## Exercise prompt
Are you able to retype all the records below exactly?

## Items

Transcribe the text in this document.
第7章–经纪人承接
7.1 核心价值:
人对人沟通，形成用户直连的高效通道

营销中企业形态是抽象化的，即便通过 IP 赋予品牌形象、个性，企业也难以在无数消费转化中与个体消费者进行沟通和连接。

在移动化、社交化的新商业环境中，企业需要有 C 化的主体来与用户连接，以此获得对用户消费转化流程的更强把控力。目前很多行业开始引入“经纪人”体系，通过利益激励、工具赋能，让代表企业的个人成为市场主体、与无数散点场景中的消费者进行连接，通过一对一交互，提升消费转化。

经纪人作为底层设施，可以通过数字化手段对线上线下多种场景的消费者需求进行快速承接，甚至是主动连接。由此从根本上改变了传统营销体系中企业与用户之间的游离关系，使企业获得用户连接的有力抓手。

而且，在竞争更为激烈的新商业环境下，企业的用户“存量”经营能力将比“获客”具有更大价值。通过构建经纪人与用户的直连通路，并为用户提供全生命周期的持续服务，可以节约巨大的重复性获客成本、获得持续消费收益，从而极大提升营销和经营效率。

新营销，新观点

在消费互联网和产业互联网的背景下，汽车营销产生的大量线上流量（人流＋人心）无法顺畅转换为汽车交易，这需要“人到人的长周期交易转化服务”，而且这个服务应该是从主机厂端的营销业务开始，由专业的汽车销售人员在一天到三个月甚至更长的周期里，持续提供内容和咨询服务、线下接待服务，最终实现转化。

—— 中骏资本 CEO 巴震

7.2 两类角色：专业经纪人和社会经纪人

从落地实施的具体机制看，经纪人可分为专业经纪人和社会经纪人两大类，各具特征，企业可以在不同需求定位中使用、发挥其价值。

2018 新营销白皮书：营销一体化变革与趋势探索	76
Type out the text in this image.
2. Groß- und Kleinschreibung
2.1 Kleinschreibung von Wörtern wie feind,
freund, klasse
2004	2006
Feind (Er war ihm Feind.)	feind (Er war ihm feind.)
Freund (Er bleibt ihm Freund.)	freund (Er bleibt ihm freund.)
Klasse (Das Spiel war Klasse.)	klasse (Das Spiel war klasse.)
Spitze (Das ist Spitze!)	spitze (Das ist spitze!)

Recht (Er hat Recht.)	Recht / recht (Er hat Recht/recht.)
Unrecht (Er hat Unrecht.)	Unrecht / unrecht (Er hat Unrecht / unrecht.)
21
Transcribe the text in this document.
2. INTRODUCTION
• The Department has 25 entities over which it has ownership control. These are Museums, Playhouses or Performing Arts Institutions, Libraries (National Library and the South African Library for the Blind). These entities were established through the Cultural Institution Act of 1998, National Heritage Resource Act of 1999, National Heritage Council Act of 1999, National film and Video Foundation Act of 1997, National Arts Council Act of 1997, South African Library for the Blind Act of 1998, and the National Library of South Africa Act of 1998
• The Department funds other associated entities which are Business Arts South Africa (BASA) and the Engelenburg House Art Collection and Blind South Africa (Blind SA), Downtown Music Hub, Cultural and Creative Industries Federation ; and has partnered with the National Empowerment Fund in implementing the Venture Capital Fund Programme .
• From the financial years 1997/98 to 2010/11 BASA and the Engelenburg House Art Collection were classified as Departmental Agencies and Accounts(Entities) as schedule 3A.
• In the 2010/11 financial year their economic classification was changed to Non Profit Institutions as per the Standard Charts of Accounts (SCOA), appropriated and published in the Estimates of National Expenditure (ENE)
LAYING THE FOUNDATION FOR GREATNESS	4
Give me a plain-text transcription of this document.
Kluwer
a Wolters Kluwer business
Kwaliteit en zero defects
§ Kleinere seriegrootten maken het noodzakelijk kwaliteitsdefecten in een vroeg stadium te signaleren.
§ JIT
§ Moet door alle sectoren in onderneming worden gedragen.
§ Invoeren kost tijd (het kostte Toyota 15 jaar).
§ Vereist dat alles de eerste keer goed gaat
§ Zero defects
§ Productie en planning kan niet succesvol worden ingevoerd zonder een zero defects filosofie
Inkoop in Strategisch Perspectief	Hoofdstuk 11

## Solution below
Transcribe the text in this document.
第7章–经纪人承接
7.1 核心价值:
人对人沟通，形成用户直连的高效通道

营销中企业形态是抽象化的，即便通过 IP 赋予品牌形象、个性，企业也难以在无数消费转化中与个体消费者进行沟通和连接。

在移动化、社交化的新商业环境中，企业需要有 C 化的主体来与用户连接，以此获得对用户消费转化流程的更强把控力。目前很多行业开始引入“经纪人”体系，通过利益激励、工具赋能，让代表企业的个人成为市场主体、与无数散点场景中的消费者进行连接，通过一对一交互，提升消费转化。

经纪人作为底层设施，可以通过数字化手段对线上线下多种场景的消费者需求进行快速承接，甚至是主动连接。由此从根本上改变了传统营销体系中企业与用户之间的游离关系，使企业获得用户连接的有力抓手。

而且，在竞争更为激烈的新商业环境下，企业的用户“存量”经营能力将比“获客”具有更大价值。通过构建经纪人与用户的直连通路，并为用户提供全生命周期的持续服务，可以节约巨大的重复性获客成本、获得持续消费收益，从而极大提升营销和经营效率。

新营销，新观点

在消费互联网和产业互联网的背景下，汽车营销产生的大量线上流量（人流＋人心）无法顺畅转换为汽车交易，这需要“人到人的长周期交易转化服务”，而且这个服务应该是从主机厂端的营销业务开始，由专业的汽车销售人员在一天到三个月甚至更长的周期里，持续提供内容和咨询服务、线下接待服务，最终实现转化。

—— 中骏资本 CEO 巴震

7.2 两类角色：专业经纪人和社会经纪人

从落地实施的具体机制看，经纪人可分为专业经纪人和社会经纪人两大类，各具特征，企业可以在不同需求定位中使用、发挥其价值。

2018 新营销白皮书：营销一体化变革与趋势探索	76
Type out the text in this image.
2. Groß- und Kleinschreibung
2.1 Kleinschreibung von Wörtern wie feind,
freund, klasse
2004	2006
Feind (Er war ihm Feind.)	feind (Er war ihm feind.)
Freund (Er bleibt ihm Freund.)	freund (Er bleibt ihm freund.)
Klasse (Das Spiel war Klasse.)	klasse (Das Spiel war klasse.)
Spitze (Das ist Spitze!)	spitze (Das ist spitze!)

Recht (Er hat Recht.)	Recht / recht (Er hat Recht/recht.)
Unrecht (Er hat Unrecht.)	Unrecht / unrecht (Er hat Unrecht / unrecht.)
21
Transcribe the text in this document.
2. INTRODUCTION
• The Department has 25 entities over which it has ownership control. These are Museums, Playhouses or Performing Arts Institutions, Libraries (National Library and the South African Library for the Blind). These entities were established through the Cultural Institution Act of 1998, National Heritage Resource Act of 1999, National Heritage Council Act of 1999, National film and Video Foundation Act of 1997, National Arts Council Act of 1997, South African Library for the Blind Act of 1998, and the National Library of South Africa Act of 1998
• The Department funds other associated entities which are Business Arts South Africa (BASA) and the Engelenburg House Art Collection and Blind South Africa (Blind SA), Downtown Music Hub, Cultural and Creative Industries Federation ; and has partnered with the National Empowerment Fund in implementing the Venture Capital Fund Programme .
• From the financial years 1997/98 to 2010/11 BASA and the Engelenburg House Art Collection were classified as Departmental Agencies and Accounts(Entities) as schedule 3A.
• In the 2010/11 financial year their economic classification was changed to Non Profit Institutions as per the Standard Charts of Accounts (SCOA), appropriated and published in the Estimates of National Expenditure (ENE)
LAYING THE FOUNDATION FOR GREATNESS	4
Give me a plain-text transcription of this document.
Kluwer
a Wolters Kluwer business
Kwaliteit en zero defects
§ Kleinere seriegrootten maken het noodzakelijk kwaliteitsdefecten in een vroeg stadium te signaleren.
§ JIT
§ Moet door alle sectoren in onderneming worden gedragen.
§ Invoeren kost tijd (het kostte Toyota 15 jaar).
§ Vereist dat alles de eerste keer goed gaat
§ Zero defects
§ Productie en planning kan niet succesvol worden ingevoerd zonder een zero defects filosofie
Inkoop in Strategisch Perspectief	Hoofdstuk 11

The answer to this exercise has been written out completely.